### GOAL OF THE EXERCISE
In this exercise, return the whole listing exactly, excluding any images.

### DATA FOR PROCESSING
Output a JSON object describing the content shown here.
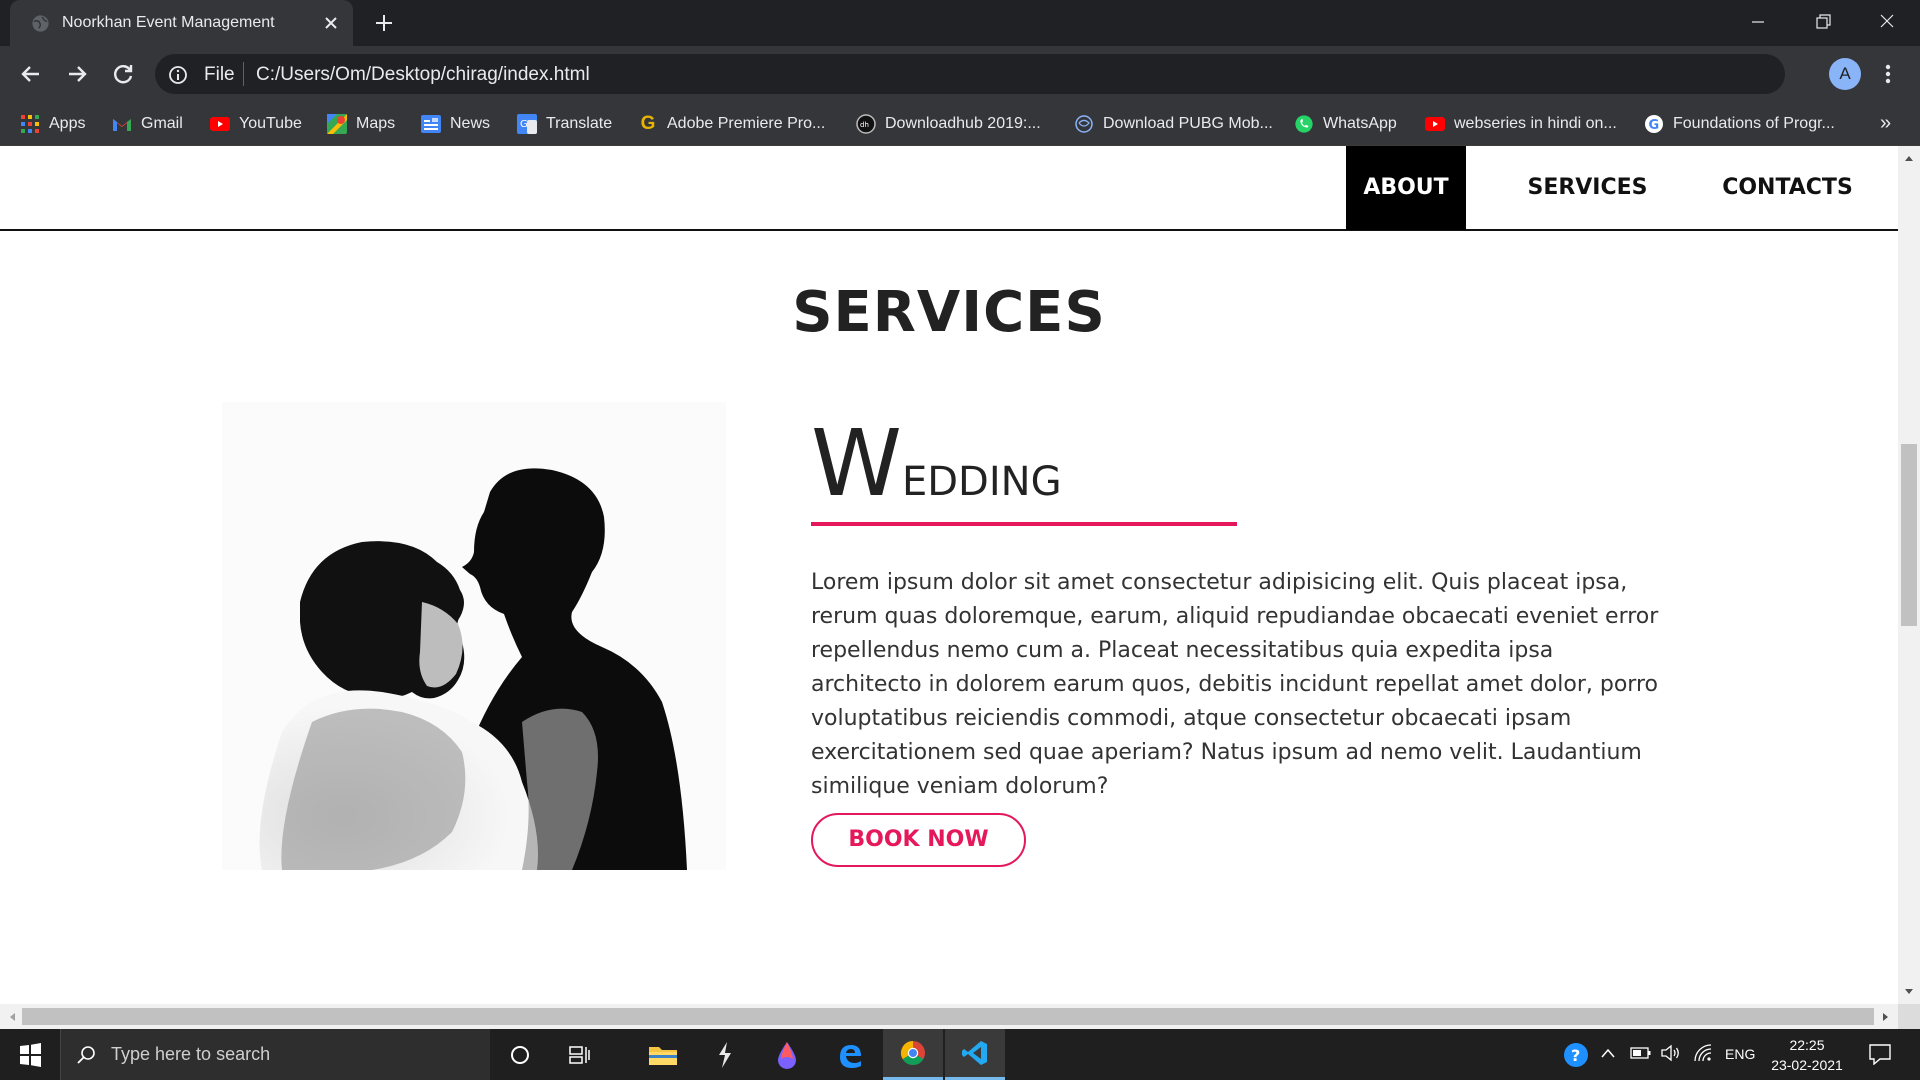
{
  "browser": {
    "tab_title": "Noorkhan Event Management",
    "scheme_label": "File",
    "url": "C:/Users/Om/Desktop/chirag/index.html",
    "avatar_letter": "A",
    "bookmarks": [
      {
        "label": "Apps",
        "icon": "apps-grid-icon"
      },
      {
        "label": "Gmail",
        "icon": "gmail-icon"
      },
      {
        "label": "YouTube",
        "icon": "youtube-icon"
      },
      {
        "label": "Maps",
        "icon": "maps-icon"
      },
      {
        "label": "News",
        "icon": "news-icon"
      },
      {
        "label": "Translate",
        "icon": "translate-icon"
      },
      {
        "label": "Adobe Premiere Pro...",
        "icon": "g-letter-icon"
      },
      {
        "label": "Downloadhub 2019:...",
        "icon": "downloadhub-icon"
      },
      {
        "label": "Download PUBG Mob...",
        "icon": "pubg-icon"
      },
      {
        "label": "WhatsApp",
        "icon": "whatsapp-icon"
      },
      {
        "label": "webseries in hindi on...",
        "icon": "youtube-icon"
      },
      {
        "label": "Foundations of Progr...",
        "icon": "google-icon"
      }
    ],
    "bookmarks_overflow": "»"
  },
  "site": {
    "nav": [
      "ABOUT",
      "SERVICES",
      "CONTACTS"
    ],
    "active_nav": "ABOUT",
    "section_title": "SERVICES",
    "service": {
      "heading_cap": "W",
      "heading_rest": "EDDING",
      "description": "Lorem ipsum dolor sit amet consectetur adipisicing elit. Quis placeat ipsa, rerum quas doloremque, earum, aliquid repudiandae obcaecati eveniet error repellendus nemo cum a. Placeat necessitatibus quia expedita ipsa architecto in dolorem earum quos, debitis incidunt repellat amet dolor, porro voluptatibus reiciendis commodi, atque consectetur obcaecati ipsam exercitationem sed quae aperiam? Natus ipsum ad nemo velit. Laudantium similique veniam dolorum?",
      "button_label": "BOOK NOW",
      "accent_color": "#e4185a"
    }
  },
  "taskbar": {
    "search_placeholder": "Type here to search",
    "language": "ENG",
    "time": "22:25",
    "date": "23-02-2021"
  }
}
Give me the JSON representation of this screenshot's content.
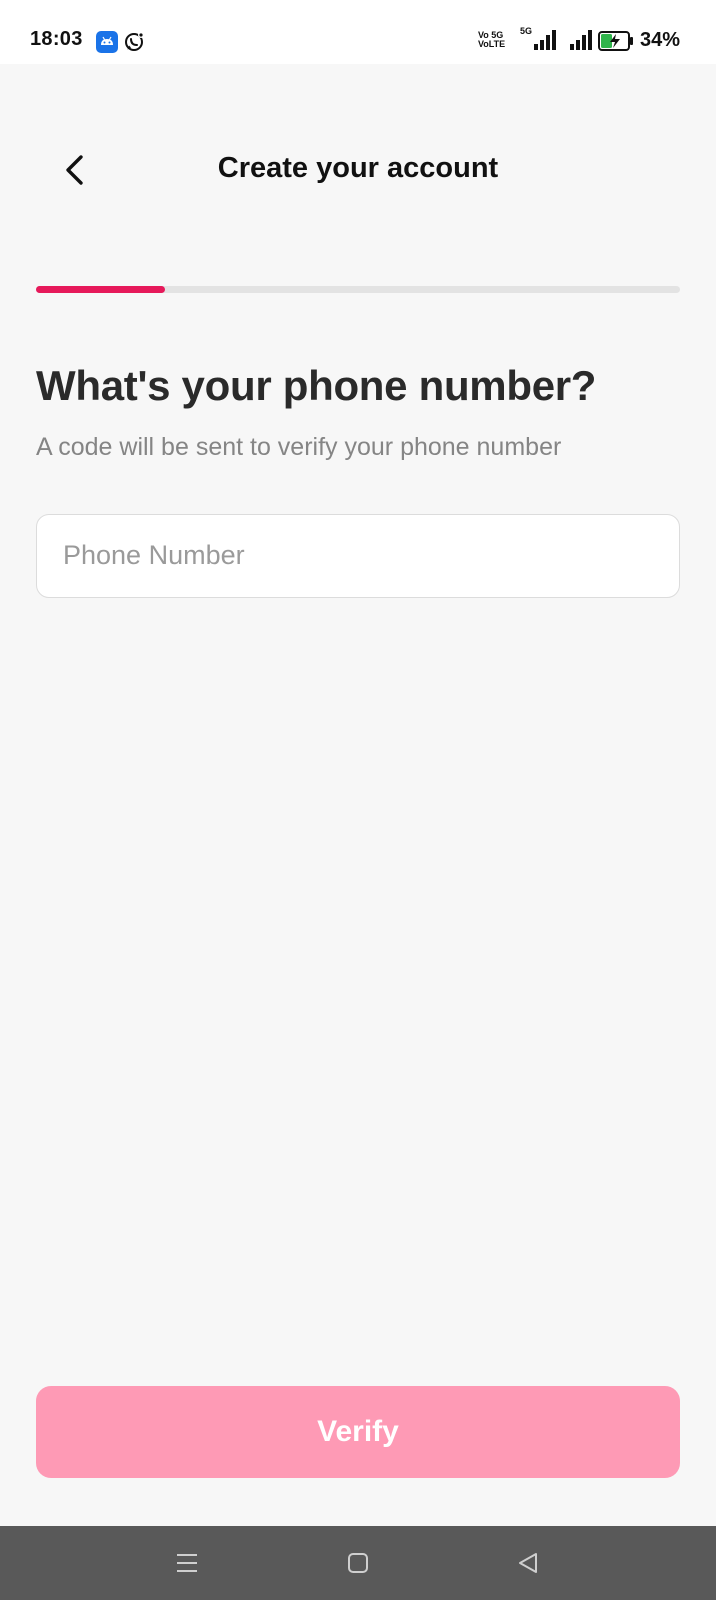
{
  "status_bar": {
    "time": "18:03",
    "network_line1": "Vo 5G",
    "network_line2": "VoLTE",
    "five_g": "5G",
    "battery": "34%",
    "icons": [
      "android-app-icon",
      "whatsapp-icon",
      "signal-icon",
      "battery-charging-icon"
    ]
  },
  "header": {
    "title": "Create your account",
    "back_icon": "chevron-left-icon"
  },
  "progress": {
    "value": 0.2,
    "accent": "#e6195a",
    "track": "#e3e3e3"
  },
  "form": {
    "heading": "What's your phone number?",
    "subheading": "A code will be sent to verify your phone number",
    "phone_placeholder": "Phone Number",
    "phone_value": ""
  },
  "actions": {
    "verify_label": "Verify",
    "verify_color": "#fe9ab5"
  },
  "nav": {
    "icons": [
      "menu-icon",
      "home-icon",
      "back-icon"
    ]
  }
}
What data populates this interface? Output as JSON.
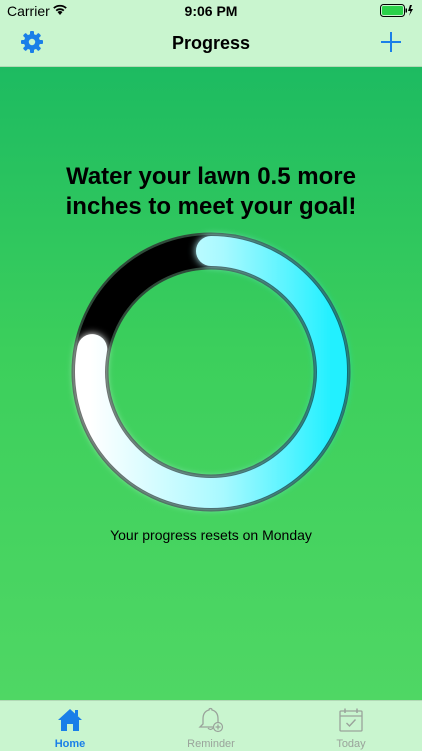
{
  "status_bar": {
    "carrier": "Carrier",
    "time": "9:06 PM"
  },
  "nav": {
    "title": "Progress",
    "settings_icon": "gear-icon",
    "add_icon": "plus-icon"
  },
  "main": {
    "headline_line1": "Water your lawn 0.5 more",
    "headline_line2": "inches to meet your goal!",
    "progress_fraction": 0.78,
    "reset_text": "Your progress resets on Monday"
  },
  "tabs": [
    {
      "label": "Home",
      "icon": "house-icon",
      "active": true
    },
    {
      "label": "Reminder",
      "icon": "bell-icon",
      "active": false
    },
    {
      "label": "Today",
      "icon": "calendar-icon",
      "active": false
    }
  ],
  "colors": {
    "accent": "#1a7fe8",
    "ring_start": "#ffffff",
    "ring_end": "#22f0ff",
    "ring_track": "#000000"
  }
}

### FULL SOLUTION
Output a JSON object describing the content shown here.
{
  "browser": {
    "tab_title": "Noorkhan Event Management",
    "scheme_label": "File",
    "url": "C:/Users/Om/Desktop/chirag/index.html",
    "avatar_letter": "A",
    "bookmarks": [
      {
        "label": "Apps",
        "icon": "apps-grid-icon"
      },
      {
        "label": "Gmail",
        "icon": "gmail-icon"
      },
      {
        "label": "YouTube",
        "icon": "youtube-icon"
      },
      {
        "label": "Maps",
        "icon": "maps-icon"
      },
      {
        "label": "News",
        "icon": "news-icon"
      },
      {
        "label": "Translate",
        "icon": "translate-icon"
      },
      {
        "label": "Adobe Premiere Pro...",
        "icon": "g-letter-icon"
      },
      {
        "label": "Downloadhub 2019:...",
        "icon": "downloadhub-icon"
      },
      {
        "label": "Download PUBG Mob...",
        "icon": "pubg-icon"
      },
      {
        "label": "WhatsApp",
        "icon": "whatsapp-icon"
      },
      {
        "label": "webseries in hindi on...",
        "icon": "youtube-icon"
      },
      {
        "label": "Foundations of Progr...",
        "icon": "google-icon"
      }
    ],
    "bookmarks_overflow": "»"
  },
  "site": {
    "nav": [
      "ABOUT",
      "SERVICES",
      "CONTACTS"
    ],
    "active_nav": "ABOUT",
    "section_title": "SERVICES",
    "service": {
      "heading_cap": "W",
      "heading_rest": "EDDING",
      "description": "Lorem ipsum dolor sit amet consectetur adipisicing elit. Quis placeat ipsa, rerum quas doloremque, earum, aliquid repudiandae obcaecati eveniet error repellendus nemo cum a. Placeat necessitatibus quia expedita ipsa architecto in dolorem earum quos, debitis incidunt repellat amet dolor, porro voluptatibus reiciendis commodi, atque consectetur obcaecati ipsam exercitationem sed quae aperiam? Natus ipsum ad nemo velit. Laudantium similique veniam dolorum?",
      "button_label": "BOOK NOW",
      "accent_color": "#e4185a"
    }
  },
  "taskbar": {
    "search_placeholder": "Type here to search",
    "language": "ENG",
    "time": "22:25",
    "date": "23-02-2021"
  }
}
Give me the JSON representation of this screenshot's content.
{
  "status_bar": {
    "time": "18:03",
    "network_line1": "Vo 5G",
    "network_line2": "VoLTE",
    "five_g": "5G",
    "battery": "34%",
    "icons": [
      "android-app-icon",
      "whatsapp-icon",
      "signal-icon",
      "battery-charging-icon"
    ]
  },
  "header": {
    "title": "Create your account",
    "back_icon": "chevron-left-icon"
  },
  "progress": {
    "value": 0.2,
    "accent": "#e6195a",
    "track": "#e3e3e3"
  },
  "form": {
    "heading": "What's your phone number?",
    "subheading": "A code will be sent to verify your phone number",
    "phone_placeholder": "Phone Number",
    "phone_value": ""
  },
  "actions": {
    "verify_label": "Verify",
    "verify_color": "#fe9ab5"
  },
  "nav": {
    "icons": [
      "menu-icon",
      "home-icon",
      "back-icon"
    ]
  }
}
What data populates this interface? Output as JSON.
{
  "status_bar": {
    "carrier": "Carrier",
    "time": "9:06 PM"
  },
  "nav": {
    "title": "Progress",
    "settings_icon": "gear-icon",
    "add_icon": "plus-icon"
  },
  "main": {
    "headline_line1": "Water your lawn 0.5 more",
    "headline_line2": "inches to meet your goal!",
    "progress_fraction": 0.78,
    "reset_text": "Your progress resets on Monday"
  },
  "tabs": [
    {
      "label": "Home",
      "icon": "house-icon",
      "active": true
    },
    {
      "label": "Reminder",
      "icon": "bell-icon",
      "active": false
    },
    {
      "label": "Today",
      "icon": "calendar-icon",
      "active": false
    }
  ],
  "colors": {
    "accent": "#1a7fe8",
    "ring_start": "#ffffff",
    "ring_end": "#22f0ff",
    "ring_track": "#000000"
  }
}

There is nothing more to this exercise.